## YOUR TASK
Copy each line exactly.

*** LISTED ENTRIES ***

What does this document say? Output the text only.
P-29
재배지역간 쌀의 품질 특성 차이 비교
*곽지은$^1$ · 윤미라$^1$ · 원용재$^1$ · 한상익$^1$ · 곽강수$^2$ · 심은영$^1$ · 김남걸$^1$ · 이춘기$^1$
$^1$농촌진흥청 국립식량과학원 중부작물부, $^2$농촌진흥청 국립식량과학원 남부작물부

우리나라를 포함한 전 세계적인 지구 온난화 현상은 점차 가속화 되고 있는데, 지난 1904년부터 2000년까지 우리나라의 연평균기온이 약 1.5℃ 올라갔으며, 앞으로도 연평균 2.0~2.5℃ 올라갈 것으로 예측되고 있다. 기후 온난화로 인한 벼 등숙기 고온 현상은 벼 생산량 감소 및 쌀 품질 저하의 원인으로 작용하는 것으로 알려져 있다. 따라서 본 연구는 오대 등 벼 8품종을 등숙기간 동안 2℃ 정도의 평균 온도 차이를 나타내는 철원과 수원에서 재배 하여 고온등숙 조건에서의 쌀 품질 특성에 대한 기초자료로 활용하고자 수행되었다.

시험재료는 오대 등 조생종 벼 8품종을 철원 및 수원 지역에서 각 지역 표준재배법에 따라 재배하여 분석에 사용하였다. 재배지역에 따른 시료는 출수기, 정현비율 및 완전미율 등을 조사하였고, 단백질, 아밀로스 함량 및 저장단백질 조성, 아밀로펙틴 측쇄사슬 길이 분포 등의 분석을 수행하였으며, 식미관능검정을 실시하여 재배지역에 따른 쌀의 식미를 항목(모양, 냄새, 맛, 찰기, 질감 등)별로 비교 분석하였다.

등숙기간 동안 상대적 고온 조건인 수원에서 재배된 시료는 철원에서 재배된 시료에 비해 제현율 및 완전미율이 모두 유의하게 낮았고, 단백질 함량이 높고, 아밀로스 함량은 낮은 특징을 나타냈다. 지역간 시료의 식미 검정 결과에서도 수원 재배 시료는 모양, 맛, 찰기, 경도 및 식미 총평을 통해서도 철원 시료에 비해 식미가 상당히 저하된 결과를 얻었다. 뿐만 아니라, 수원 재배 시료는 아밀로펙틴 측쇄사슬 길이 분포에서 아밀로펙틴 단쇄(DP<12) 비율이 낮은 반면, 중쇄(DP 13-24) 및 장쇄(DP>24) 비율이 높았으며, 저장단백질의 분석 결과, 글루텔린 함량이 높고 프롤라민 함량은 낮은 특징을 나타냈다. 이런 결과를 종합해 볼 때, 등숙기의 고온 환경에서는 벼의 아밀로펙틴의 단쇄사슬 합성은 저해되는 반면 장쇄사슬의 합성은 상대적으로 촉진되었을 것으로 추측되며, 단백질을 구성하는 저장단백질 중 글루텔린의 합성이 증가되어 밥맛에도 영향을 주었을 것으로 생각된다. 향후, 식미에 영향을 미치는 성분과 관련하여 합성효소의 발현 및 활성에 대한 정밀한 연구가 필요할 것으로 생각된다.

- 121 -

***

## WRITTEN ANSWER
What does this document say? Output the text only.
P-29
재배지역간 쌀의 품질 특성 차이 비교
*곽지은$^1$ · 윤미라$^1$ · 원용재$^1$ · 한상익$^1$ · 곽강수$^2$ · 심은영$^1$ · 김남걸$^1$ · 이춘기$^1$
$^1$농촌진흥청 국립식량과학원 중부작물부, $^2$농촌진흥청 국립식량과학원 남부작물부

우리나라를 포함한 전 세계적인 지구 온난화 현상은 점차 가속화 되고 있는데, 지난 1904년부터 2000년까지 우리나라의 연평균기온이 약 1.5℃ 올라갔으며, 앞으로도 연평균 2.0~2.5℃ 올라갈 것으로 예측되고 있다. 기후 온난화로 인한 벼 등숙기 고온 현상은 벼 생산량 감소 및 쌀 품질 저하의 원인으로 작용하는 것으로 알려져 있다. 따라서 본 연구는 오대 등 벼 8품종을 등숙기간 동안 2℃ 정도의 평균 온도 차이를 나타내는 철원과 수원에서 재배 하여 고온등숙 조건에서의 쌀 품질 특성에 대한 기초자료로 활용하고자 수행되었다.

시험재료는 오대 등 조생종 벼 8품종을 철원 및 수원 지역에서 각 지역 표준재배법에 따라 재배하여 분석에 사용하였다. 재배지역에 따른 시료는 출수기, 정현비율 및 완전미율 등을 조사하였고, 단백질, 아밀로스 함량 및 저장단백질 조성, 아밀로펙틴 측쇄사슬 길이 분포 등의 분석을 수행하였으며, 식미관능검정을 실시하여 재배지역에 따른 쌀의 식미를 항목(모양, 냄새, 맛, 찰기, 질감 등)별로 비교 분석하였다.

등숙기간 동안 상대적 고온 조건인 수원에서 재배된 시료는 철원에서 재배된 시료에 비해 제현율 및 완전미율이 모두 유의하게 낮았고, 단백질 함량이 높고, 아밀로스 함량은 낮은 특징을 나타냈다. 지역간 시료의 식미 검정 결과에서도 수원 재배 시료는 모양, 맛, 찰기, 경도 및 식미 총평을 통해서도 철원 시료에 비해 식미가 상당히 저하된 결과를 얻었다. 뿐만 아니라, 수원 재배 시료는 아밀로펙틴 측쇄사슬 길이 분포에서 아밀로펙틴 단쇄(DP<12) 비율이 낮은 반면, 중쇄(DP 13-24) 및 장쇄(DP>24) 비율이 높았으며, 저장단백질의 분석 결과, 글루텔린 함량이 높고 프롤라민 함량은 낮은 특징을 나타냈다. 이런 결과를 종합해 볼 때, 등숙기의 고온 환경에서는 벼의 아밀로펙틴의 단쇄사슬 합성은 저해되는 반면 장쇄사슬의 합성은 상대적으로 촉진되었을 것으로 추측되며, 단백질을 구성하는 저장단백질 중 글루텔린의 합성이 증가되어 밥맛에도 영향을 주었을 것으로 생각된다. 향후, 식미에 영향을 미치는 성분과 관련하여 합성효소의 발현 및 활성에 대한 정밀한 연구가 필요할 것으로 생각된다.

- 121 -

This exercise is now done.